→ **Page text**:
↓

Example: Fitting a line to data

As an example of how to compute this thing, let’s use the ever-loved example of fitting a straight line to data $y$ at positions $x$ with uncertainties $\sigma_y$ only on the data $y$. Let’s generate some fake data to work with:

Input[1]:

import matplotlib as mpl
import matplotlib.pyplot as plt
import numpy as np

%matplotlib inline

Input[2]:

ndata = 8
rng = np.random.default_rng(42)
true_pars = rng.normal(0, 2.0, size=2)

x = np.sort(rng.uniform(0, 10, ndata))
yerr = 10 ** rng.uniform(-1, 0, ndata)
y = rng.normal(true_pars[0] * x + true_pars[1], yerr)

Input[3]:

fig, ax = plt.subplots()
ax.errorbar(x, y, yerr, marker="o", ls="none")
ax.set(xlabel="x", ylabel="y")

↑

Data drawn from a collection:

↓

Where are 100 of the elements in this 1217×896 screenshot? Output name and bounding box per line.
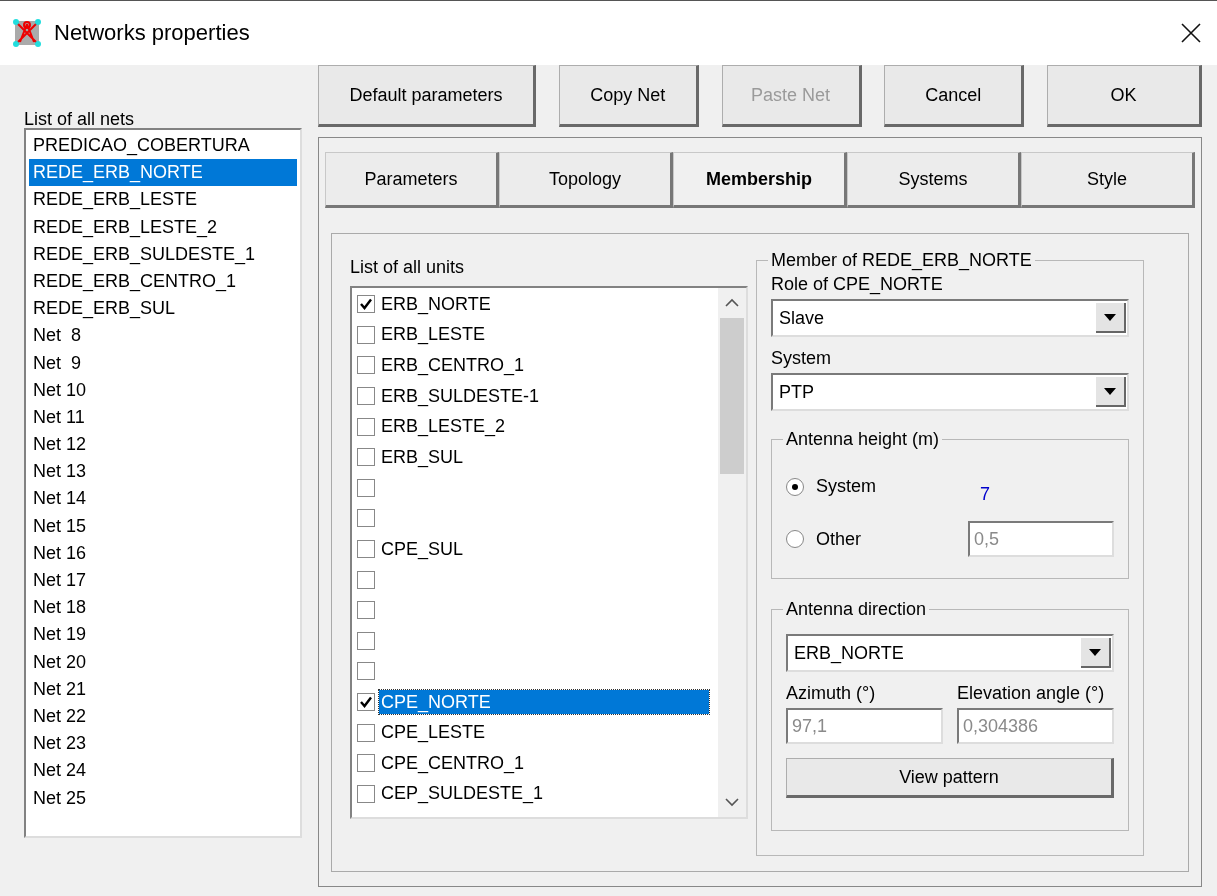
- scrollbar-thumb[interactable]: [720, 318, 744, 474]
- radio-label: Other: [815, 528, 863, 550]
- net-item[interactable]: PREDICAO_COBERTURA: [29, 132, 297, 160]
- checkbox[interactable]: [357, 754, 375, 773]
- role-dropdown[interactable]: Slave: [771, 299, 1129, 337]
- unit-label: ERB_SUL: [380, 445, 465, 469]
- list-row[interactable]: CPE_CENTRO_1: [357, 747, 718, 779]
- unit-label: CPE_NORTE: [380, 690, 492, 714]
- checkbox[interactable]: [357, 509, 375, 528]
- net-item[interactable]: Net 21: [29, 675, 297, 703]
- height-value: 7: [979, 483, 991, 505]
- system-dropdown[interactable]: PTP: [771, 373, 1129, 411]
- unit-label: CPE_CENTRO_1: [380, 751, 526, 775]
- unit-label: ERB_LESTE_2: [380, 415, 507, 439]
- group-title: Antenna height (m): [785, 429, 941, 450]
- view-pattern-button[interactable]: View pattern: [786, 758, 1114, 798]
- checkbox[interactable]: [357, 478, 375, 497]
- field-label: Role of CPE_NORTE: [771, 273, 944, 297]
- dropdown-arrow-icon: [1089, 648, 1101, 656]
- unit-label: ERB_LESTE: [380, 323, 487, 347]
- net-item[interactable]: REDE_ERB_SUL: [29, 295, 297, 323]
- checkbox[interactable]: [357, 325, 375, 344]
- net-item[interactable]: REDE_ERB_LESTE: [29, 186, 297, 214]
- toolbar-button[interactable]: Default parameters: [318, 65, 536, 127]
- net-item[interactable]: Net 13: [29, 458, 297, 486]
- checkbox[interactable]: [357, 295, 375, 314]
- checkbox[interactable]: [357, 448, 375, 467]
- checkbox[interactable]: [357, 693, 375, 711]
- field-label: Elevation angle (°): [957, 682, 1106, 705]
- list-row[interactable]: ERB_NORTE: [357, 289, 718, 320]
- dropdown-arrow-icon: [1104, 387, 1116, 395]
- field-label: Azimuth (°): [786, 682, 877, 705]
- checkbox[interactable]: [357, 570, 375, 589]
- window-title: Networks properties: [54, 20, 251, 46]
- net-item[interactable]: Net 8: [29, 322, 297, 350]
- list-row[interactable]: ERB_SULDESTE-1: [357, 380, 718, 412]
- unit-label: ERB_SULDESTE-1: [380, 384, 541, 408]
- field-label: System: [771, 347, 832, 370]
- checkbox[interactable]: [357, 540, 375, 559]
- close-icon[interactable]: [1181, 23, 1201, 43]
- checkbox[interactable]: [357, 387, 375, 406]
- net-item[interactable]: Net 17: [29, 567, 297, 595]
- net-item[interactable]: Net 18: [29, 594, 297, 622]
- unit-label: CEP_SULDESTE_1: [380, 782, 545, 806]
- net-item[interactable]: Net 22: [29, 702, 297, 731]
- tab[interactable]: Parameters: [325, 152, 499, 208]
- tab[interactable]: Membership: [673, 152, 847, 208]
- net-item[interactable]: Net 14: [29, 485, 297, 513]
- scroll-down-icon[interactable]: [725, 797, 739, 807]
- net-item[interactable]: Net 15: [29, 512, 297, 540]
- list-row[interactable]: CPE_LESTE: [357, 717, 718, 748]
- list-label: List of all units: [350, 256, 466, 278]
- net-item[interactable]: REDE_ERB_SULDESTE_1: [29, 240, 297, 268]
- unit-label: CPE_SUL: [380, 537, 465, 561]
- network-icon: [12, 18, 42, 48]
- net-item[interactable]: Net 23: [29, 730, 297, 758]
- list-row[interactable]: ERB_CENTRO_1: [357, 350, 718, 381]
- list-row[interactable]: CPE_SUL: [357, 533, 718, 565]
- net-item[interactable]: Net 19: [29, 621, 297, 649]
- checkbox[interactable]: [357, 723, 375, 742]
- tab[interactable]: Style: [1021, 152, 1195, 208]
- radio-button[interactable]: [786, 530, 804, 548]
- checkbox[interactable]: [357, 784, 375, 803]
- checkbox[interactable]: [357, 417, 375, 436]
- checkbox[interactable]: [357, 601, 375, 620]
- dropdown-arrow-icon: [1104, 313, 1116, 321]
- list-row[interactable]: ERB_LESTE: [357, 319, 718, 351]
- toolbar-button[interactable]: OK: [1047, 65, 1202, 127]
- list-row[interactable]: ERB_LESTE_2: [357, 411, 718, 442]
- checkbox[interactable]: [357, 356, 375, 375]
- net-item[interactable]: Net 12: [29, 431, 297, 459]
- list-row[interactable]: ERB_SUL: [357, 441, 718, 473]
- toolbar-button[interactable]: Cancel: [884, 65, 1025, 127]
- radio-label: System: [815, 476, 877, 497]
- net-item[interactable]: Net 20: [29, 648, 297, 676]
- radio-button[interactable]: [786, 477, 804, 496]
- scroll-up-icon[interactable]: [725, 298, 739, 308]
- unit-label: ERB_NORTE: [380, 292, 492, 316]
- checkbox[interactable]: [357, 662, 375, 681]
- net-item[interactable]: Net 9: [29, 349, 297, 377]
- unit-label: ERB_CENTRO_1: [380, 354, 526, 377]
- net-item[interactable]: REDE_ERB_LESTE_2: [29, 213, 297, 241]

↑

→ **Exercise requirements**: For each statement, answer yes or no on whether the line-fitting text agrees, and quote the deciding words: (a) the fake data has eight points, (b) uncertainties are placed on both x and y, (c) the random generator is seeded with 42.

→ **Exercise answer**:
(a) Yes: "ndata = 8"
(b) No: "with uncertainties $\sigma_y$ only on the data $y$"
(c) Yes: "rng = np.random.default_rng(42)"